Отрывок
Итак, по прибытии взвода к орудиям он приказал их выкатить из блоков, а сам отошёл в сторонку, покуривает. Ждёт – пождёт, а пушки не появляются. Пушек было четыре: ЗИС-3,76 мм., средние по калибру и по весу. А курсантов приходилось по шесть человек на пушку, как раз орудийный расчёт. И все совсем не хилые: ростом от 175 до 190 см, да и силёнкой Бог не обидел. Взялись мы за пушки, надрываемся от натуги, а выкатить никак не можем: вроде как сил не хватает. В общем, комедию ломаем. А комвзвода, что он может сделать? Курить да губы кусать. Он с нами и по-хорошему, и по уставу, а пушки, если и движутся, то по сантиметрам. То, что обычно делалось за пять минут, отняло у нас 20 минут. И это при том, что пушки надо было не катить, а скатывать под горку.

Задания
(1) Сколько времени, согласно отрывку, потратили курсанты на работу, которая обычно занимала пять минут?
(2) Замени в отрывке «комвзвода» на «командир взвода» и приведи текст, начиная с «Итак, по прибытии» и заканчивая «скатывать под горку.».

Приведённые строки
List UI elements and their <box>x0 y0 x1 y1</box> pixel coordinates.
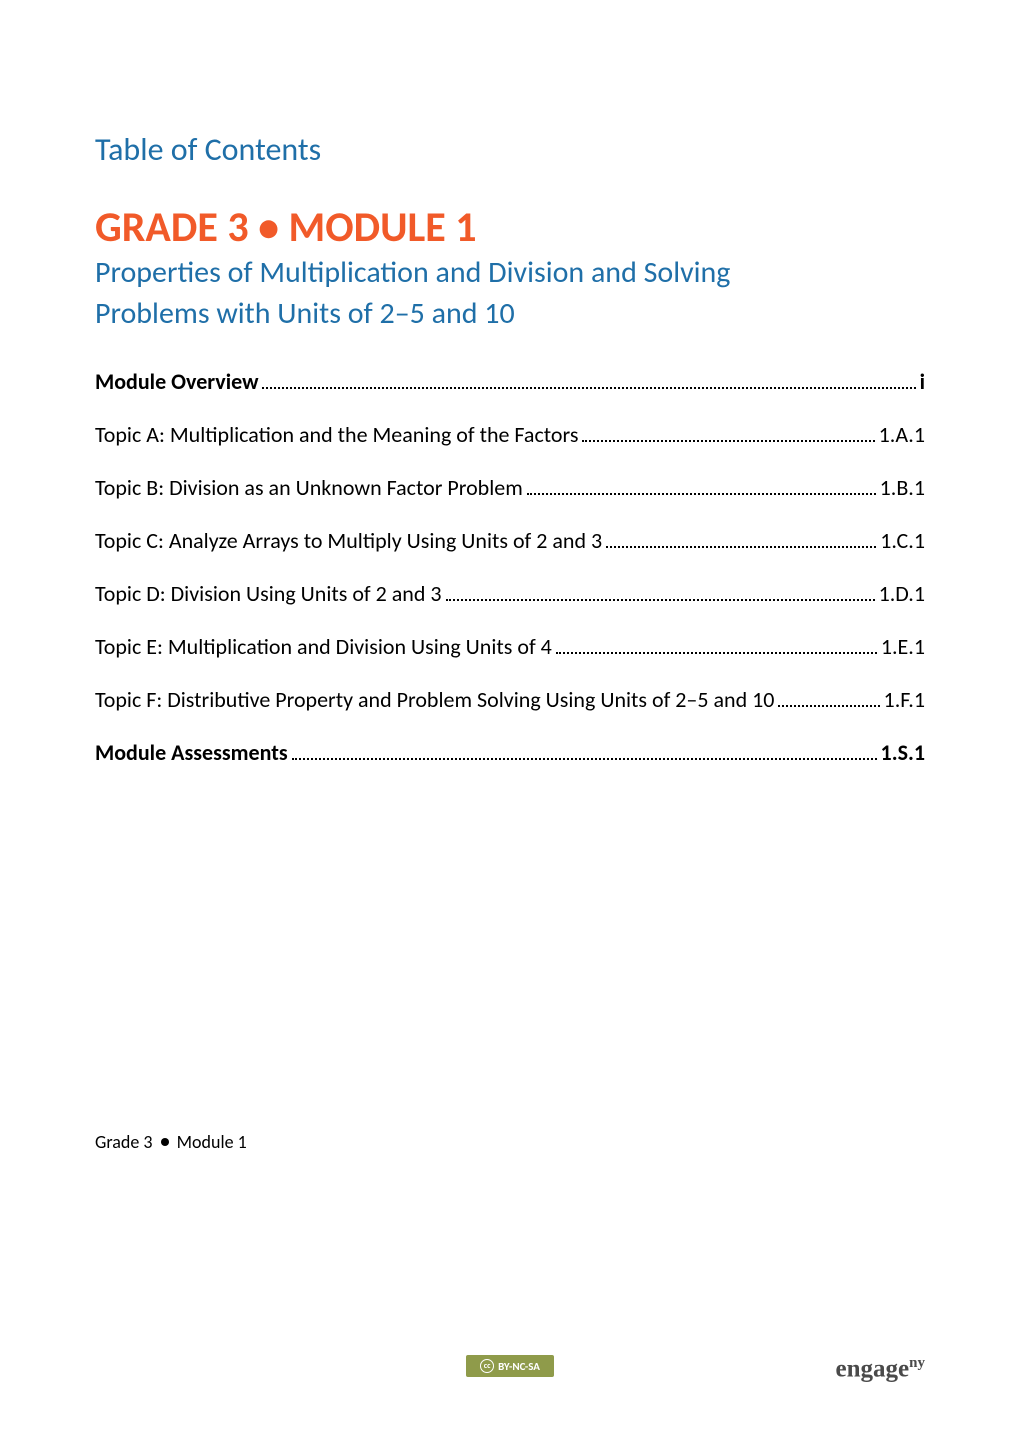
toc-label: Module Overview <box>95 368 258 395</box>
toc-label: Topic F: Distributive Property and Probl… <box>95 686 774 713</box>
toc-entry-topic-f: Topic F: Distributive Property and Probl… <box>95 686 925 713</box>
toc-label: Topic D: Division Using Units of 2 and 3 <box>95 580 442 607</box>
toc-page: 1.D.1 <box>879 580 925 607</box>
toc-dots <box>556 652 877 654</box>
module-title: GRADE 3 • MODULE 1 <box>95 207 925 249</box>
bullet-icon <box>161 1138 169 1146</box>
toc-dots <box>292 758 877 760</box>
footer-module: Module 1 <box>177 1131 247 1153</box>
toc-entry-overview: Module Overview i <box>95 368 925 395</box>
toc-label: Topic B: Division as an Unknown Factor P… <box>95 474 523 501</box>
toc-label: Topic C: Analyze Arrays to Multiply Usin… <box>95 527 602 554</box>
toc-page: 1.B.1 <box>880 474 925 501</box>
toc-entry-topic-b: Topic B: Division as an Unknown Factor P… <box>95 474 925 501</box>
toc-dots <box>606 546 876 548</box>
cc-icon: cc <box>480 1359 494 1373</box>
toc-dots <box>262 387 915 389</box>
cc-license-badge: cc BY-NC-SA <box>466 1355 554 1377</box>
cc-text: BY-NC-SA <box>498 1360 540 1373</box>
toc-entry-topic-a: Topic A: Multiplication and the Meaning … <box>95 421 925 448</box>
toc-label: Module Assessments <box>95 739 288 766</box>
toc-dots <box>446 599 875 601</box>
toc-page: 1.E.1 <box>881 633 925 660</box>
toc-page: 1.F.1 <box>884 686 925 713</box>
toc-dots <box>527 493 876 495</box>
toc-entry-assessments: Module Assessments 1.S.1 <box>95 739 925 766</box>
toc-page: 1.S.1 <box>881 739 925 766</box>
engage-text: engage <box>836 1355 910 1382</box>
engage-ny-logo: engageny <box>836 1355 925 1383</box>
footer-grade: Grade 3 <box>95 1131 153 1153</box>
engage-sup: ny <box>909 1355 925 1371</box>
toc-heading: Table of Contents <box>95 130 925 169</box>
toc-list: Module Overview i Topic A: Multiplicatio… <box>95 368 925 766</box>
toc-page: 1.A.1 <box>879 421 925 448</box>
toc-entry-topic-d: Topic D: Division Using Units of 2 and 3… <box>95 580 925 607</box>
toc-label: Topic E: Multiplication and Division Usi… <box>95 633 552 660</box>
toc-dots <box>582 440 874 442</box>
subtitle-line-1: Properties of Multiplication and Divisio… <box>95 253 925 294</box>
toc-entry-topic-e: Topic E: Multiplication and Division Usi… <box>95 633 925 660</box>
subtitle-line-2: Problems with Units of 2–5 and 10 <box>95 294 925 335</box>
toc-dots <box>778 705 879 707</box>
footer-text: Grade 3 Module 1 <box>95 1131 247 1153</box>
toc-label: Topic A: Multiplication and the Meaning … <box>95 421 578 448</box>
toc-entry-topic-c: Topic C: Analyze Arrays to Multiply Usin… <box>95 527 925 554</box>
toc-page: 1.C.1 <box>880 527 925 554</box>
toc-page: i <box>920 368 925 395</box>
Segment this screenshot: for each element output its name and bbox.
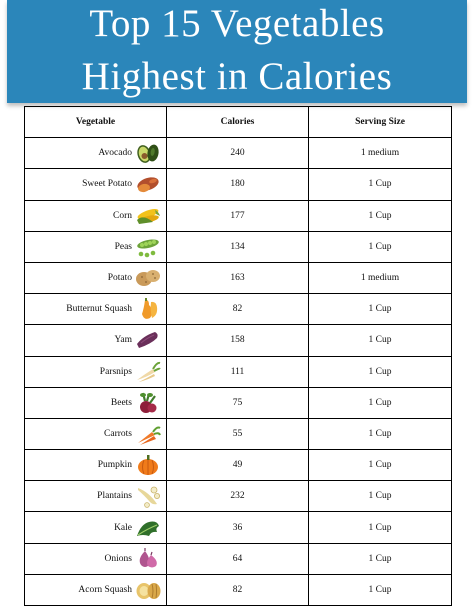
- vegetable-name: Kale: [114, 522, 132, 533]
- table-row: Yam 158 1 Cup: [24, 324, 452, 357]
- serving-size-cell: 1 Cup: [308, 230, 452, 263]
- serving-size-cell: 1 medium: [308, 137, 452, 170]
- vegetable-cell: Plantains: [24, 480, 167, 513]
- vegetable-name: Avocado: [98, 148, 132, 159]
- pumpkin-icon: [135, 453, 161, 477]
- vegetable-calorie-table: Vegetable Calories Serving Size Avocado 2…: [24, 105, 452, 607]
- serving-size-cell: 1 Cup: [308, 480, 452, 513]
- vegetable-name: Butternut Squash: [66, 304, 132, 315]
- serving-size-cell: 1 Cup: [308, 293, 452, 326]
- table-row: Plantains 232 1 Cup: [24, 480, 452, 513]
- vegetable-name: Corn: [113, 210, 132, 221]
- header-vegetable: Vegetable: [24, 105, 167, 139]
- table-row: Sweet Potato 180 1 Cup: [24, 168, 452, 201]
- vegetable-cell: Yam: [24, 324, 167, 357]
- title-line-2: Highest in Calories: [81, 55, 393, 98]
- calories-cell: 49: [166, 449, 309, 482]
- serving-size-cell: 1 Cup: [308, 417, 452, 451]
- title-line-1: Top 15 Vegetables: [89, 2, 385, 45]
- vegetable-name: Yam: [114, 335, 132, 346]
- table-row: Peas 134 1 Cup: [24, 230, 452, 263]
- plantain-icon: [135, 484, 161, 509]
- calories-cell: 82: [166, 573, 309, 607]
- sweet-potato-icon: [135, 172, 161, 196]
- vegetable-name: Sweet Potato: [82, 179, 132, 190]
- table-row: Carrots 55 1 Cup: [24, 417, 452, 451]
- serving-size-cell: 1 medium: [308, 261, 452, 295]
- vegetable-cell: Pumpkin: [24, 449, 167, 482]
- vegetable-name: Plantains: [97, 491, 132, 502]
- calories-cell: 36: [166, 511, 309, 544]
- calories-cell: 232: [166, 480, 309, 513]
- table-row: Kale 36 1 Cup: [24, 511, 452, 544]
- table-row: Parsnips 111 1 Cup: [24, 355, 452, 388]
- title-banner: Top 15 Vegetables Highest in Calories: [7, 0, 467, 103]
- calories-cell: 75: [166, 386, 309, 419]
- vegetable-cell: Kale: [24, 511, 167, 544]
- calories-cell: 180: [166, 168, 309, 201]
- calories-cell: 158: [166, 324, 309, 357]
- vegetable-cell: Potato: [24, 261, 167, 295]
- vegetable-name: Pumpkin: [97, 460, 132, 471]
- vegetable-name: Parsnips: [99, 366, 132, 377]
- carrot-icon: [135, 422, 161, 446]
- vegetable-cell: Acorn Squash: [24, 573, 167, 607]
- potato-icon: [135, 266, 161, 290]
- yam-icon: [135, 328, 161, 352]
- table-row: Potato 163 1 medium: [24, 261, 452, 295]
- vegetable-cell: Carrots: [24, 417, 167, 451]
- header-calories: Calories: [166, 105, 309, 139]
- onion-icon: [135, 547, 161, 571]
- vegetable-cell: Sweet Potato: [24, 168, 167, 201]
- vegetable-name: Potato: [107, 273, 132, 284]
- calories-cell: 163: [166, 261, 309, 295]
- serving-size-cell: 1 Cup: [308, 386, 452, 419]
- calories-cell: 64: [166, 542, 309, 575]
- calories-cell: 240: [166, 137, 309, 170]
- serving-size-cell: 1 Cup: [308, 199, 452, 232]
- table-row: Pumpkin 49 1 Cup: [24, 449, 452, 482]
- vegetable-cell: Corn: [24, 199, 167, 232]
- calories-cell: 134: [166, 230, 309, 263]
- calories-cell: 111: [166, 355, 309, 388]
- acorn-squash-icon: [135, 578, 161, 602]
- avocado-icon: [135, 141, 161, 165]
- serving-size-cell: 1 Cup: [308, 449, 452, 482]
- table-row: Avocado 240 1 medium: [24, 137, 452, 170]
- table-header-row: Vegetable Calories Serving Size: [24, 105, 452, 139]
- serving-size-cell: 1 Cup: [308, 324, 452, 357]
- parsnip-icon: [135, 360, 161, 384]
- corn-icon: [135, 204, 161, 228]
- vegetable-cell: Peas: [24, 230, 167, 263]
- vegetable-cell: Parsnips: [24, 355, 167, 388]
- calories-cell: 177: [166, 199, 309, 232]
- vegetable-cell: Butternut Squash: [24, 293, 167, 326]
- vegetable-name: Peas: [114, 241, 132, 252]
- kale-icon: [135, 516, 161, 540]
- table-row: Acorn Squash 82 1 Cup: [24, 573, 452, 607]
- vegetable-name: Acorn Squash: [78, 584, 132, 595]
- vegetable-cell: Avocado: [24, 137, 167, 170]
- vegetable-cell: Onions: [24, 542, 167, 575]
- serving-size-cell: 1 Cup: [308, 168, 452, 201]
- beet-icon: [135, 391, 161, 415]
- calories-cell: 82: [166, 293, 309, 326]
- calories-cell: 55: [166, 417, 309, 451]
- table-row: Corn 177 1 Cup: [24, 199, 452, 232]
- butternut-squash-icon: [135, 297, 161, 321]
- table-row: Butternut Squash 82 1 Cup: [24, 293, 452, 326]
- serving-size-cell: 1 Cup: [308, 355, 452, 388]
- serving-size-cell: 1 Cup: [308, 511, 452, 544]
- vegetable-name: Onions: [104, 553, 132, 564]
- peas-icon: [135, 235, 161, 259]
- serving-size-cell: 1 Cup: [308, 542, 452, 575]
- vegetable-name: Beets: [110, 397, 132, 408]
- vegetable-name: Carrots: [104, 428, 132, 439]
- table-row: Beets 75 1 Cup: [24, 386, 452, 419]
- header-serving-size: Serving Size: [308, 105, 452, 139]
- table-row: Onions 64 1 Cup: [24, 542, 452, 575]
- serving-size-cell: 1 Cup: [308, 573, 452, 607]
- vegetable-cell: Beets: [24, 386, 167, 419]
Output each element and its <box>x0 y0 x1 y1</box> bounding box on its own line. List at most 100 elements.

Ответы
(1) 20 минут.

(2)
Итак, по прибытии взвода к орудиям он приказал их выкатить из блоков, а сам отошёл в сторонку, покуривает. Ждёт – пождёт, а пушки не появляются. Пушек было четыре: ЗИС-3,76 мм., средние по калибру и по весу. А курсантов приходилось по шесть человек на пушку, как раз орудийный расчёт. И все совсем не хилые: ростом от 175 до 190 см, да и силёнкой Бог не обидел. Взялись мы за пушки, надрываемся от натуги, а выкатить никак не можем: вроде как сил не хватает. В общем, комедию ломаем. А командир взвода, что он может сделать? Курить да губы кусать. Он с нами и по-хорошему, и по уставу, а пушки, если и движутся, то по сантиметрам. То, что обычно делалось за пять минут, отняло у нас 20 минут. И это при том, что пушки надо было не катить, а скатывать под горку.